***** MATERIAL PROVIDED *****

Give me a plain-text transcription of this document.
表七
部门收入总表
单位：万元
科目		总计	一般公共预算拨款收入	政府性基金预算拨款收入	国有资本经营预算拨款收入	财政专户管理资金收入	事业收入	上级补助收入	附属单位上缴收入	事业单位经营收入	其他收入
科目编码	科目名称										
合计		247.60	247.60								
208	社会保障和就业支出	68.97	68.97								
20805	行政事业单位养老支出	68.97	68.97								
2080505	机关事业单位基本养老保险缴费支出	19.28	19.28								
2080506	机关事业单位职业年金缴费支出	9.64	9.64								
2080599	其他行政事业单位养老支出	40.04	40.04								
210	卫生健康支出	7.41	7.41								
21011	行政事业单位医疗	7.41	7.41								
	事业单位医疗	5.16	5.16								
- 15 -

*****

TASK GOAL - Copy all of the data. Keep every word exactly as it is.

OUTPUT FOR THIS TASK -
Give me a plain-text transcription of this document.
表七
部门收入总表
单位：万元
科目		总计	一般公共预算拨款收入	政府性基金预算拨款收入	国有资本经营预算拨款收入	财政专户管理资金收入	事业收入	上级补助收入	附属单位上缴收入	事业单位经营收入	其他收入
科目编码	科目名称										
合计		247.60	247.60								
208	社会保障和就业支出	68.97	68.97								
20805	行政事业单位养老支出	68.97	68.97								
2080505	机关事业单位基本养老保险缴费支出	19.28	19.28								
2080506	机关事业单位职业年金缴费支出	9.64	9.64								
2080599	其他行政事业单位养老支出	40.04	40.04								
210	卫生健康支出	7.41	7.41								
21011	行政事业单位医疗	7.41	7.41								
	事业单位医疗	5.16	5.16								
- 15 -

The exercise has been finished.